Dataset excerpt:
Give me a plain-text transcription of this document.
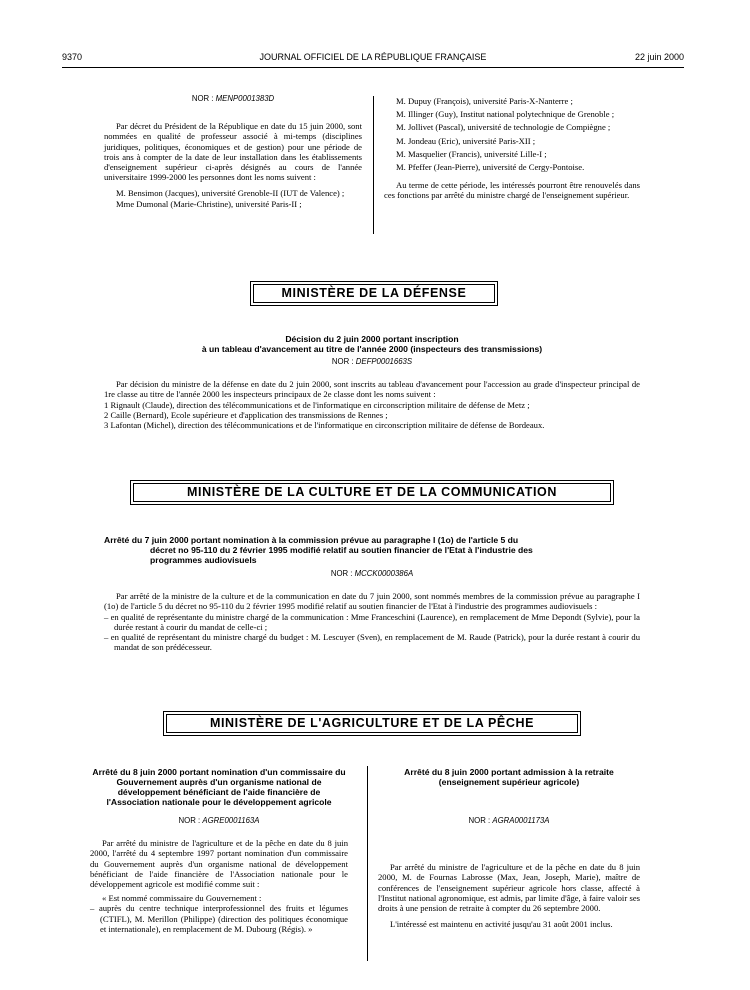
9370	JOURNAL OFFICIEL DE LA RÉPUBLIQUE FRANÇAISE	22 juin 2000

NOR : MENP0001383D

Par décret du Président de la République en date du 15 juin 2000, sont nommées en qualité de professeur associé à mi-temps (disciplines juridiques, politiques, économiques et de gestion) pour une période de trois ans à compter de la date de leur installation dans les établissements d'enseignement supérieur ci-après désignés au cours de l'année universitaire 1999-2000 les personnes dont les noms suivent :

M. Bensimon (Jacques), université Grenoble-II (IUT de Valence) ;

Mme Dumonal (Marie-Christine), université Paris-II ;

M. Dupuy (François), université Paris-X-Nanterre ;

M. Illinger (Guy), Institut national polytechnique de Grenoble ;

M. Jollivet (Pascal), université de technologie de Compiègne ;

M. Jondeau (Eric), université Paris-XII ;

M. Masquelier (Francis), université Lille-I ;

M. Pfeffer (Jean-Pierre), université de Cergy-Pontoise.

Au terme de cette période, les intéressés pourront être renouvelés dans ces fonctions par arrêté du ministre chargé de l'enseignement supérieur.

MINISTÈRE DE LA DÉFENSE
Décision du 2 juin 2000 portant inscription
à un tableau d'avancement au titre de l'année 2000 (inspecteurs des transmissions)

NOR : DEFP0001663S

Par décision du ministre de la défense en date du 2 juin 2000, sont inscrits au tableau d'avancement pour l'accession au grade d'inspecteur principal de 1re classe au titre de l'année 2000 les inspecteurs principaux de 2e classe dont les noms suivent :

1 Rignault (Claude), direction des télécommunications et de l'informatique en circonscription militaire de défense de Metz ;

2 Caille (Bernard), Ecole supérieure et d'application des transmissions de Rennes ;

3 Lafontan (Michel), direction des télécommunications et de l'informatique en circonscription militaire de défense de Bordeaux.

MINISTÈRE DE LA CULTURE ET DE LA COMMUNICATION
Arrêté du 7 juin 2000 portant nomination à la commission prévue au paragraphe I (1o) de l'article 5 du
décret no 95-110 du 2 février 1995 modifié relatif au soutien financier de l'Etat à l'industrie des
programmes audiovisuels

NOR : MCCK0000386A

Par arrêté de la ministre de la culture et de la communication en date du 7 juin 2000, sont nommés membres de la commission prévue au paragraphe I (1o) de l'article 5 du décret no 95-110 du 2 février 1995 modifié relatif au soutien financier de l'Etat à l'industrie des programmes audiovisuels :

– en qualité de représentante du ministre chargé de la communication : Mme Franceschini (Laurence), en remplacement de Mme Depondt (Sylvie), pour la durée restant à courir du mandat de celle-ci ;

– en qualité de représentant du ministre chargé du budget : M. Lescuyer (Sven), en remplacement de M. Raude (Patrick), pour la durée restant à courir du mandat de son prédécesseur.

MINISTÈRE DE L'AGRICULTURE ET DE LA PÊCHE
Arrêté du 8 juin 2000 portant nomination d'un commissaire du Gouvernement auprès d'un organisme national de développement bénéficiant de l'aide financière de l'Association nationale pour le développement agricole

NOR : AGRE0001163A

Par arrêté du ministre de l'agriculture et de la pêche en date du 8 juin 2000, l'arrêté du 4 septembre 1997 portant nomination d'un commissaire du Gouvernement auprès d'un organisme national de développement bénéficiant de l'aide financière de l'Association nationale pour le développement agricole est modifié comme suit :

« Est nommé commissaire du Gouvernement :

– auprès du centre technique interprofessionnel des fruits et légumes (CTIFL), M. Merillon (Philippe) (direction des politiques économique et internationale), en remplacement de M. Dubourg (Régis). »

Arrêté du 8 juin 2000 portant admission à la retraite
(enseignement supérieur agricole)

NOR : AGRA0001173A

Par arrêté du ministre de l'agriculture et de la pêche en date du 8 juin 2000, M. de Fournas Labrosse (Max, Jean, Joseph, Marie), maître de conférences de l'enseignement supérieur agricole hors classe, affecté à l'Institut national agronomique, est admis, par limite d'âge, à faire valoir ses droits à une pension de retraite à compter du 26 septembre 2000.

L'intéressé est maintenu en activité jusqu'au 31 août 2001 inclus.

● **Work to complete**:
Return each full line of the entries that contains the word "septembre".

● **Response**:
Par arrêté du ministre de l'agriculture et de la pêche en date du 8 juin 2000, l'arrêté du 4 septembre 1997 portant nomination d'un commissaire du Gouvernement auprès d'un organisme national de développement bénéficiant de l'aide financière de l'Association nationale pour le développement agricole est modifié comme suit :
Par arrêté du ministre de l'agriculture et de la pêche en date du 8 juin 2000, M. de Fournas Labrosse (Max, Jean, Joseph, Marie), maître de conférences de l'enseignement supérieur agricole hors classe, affecté à l'Institut national agronomique, est admis, par limite d'âge, à faire valoir ses droits à une pension de retraite à compter du 26 septembre 2000.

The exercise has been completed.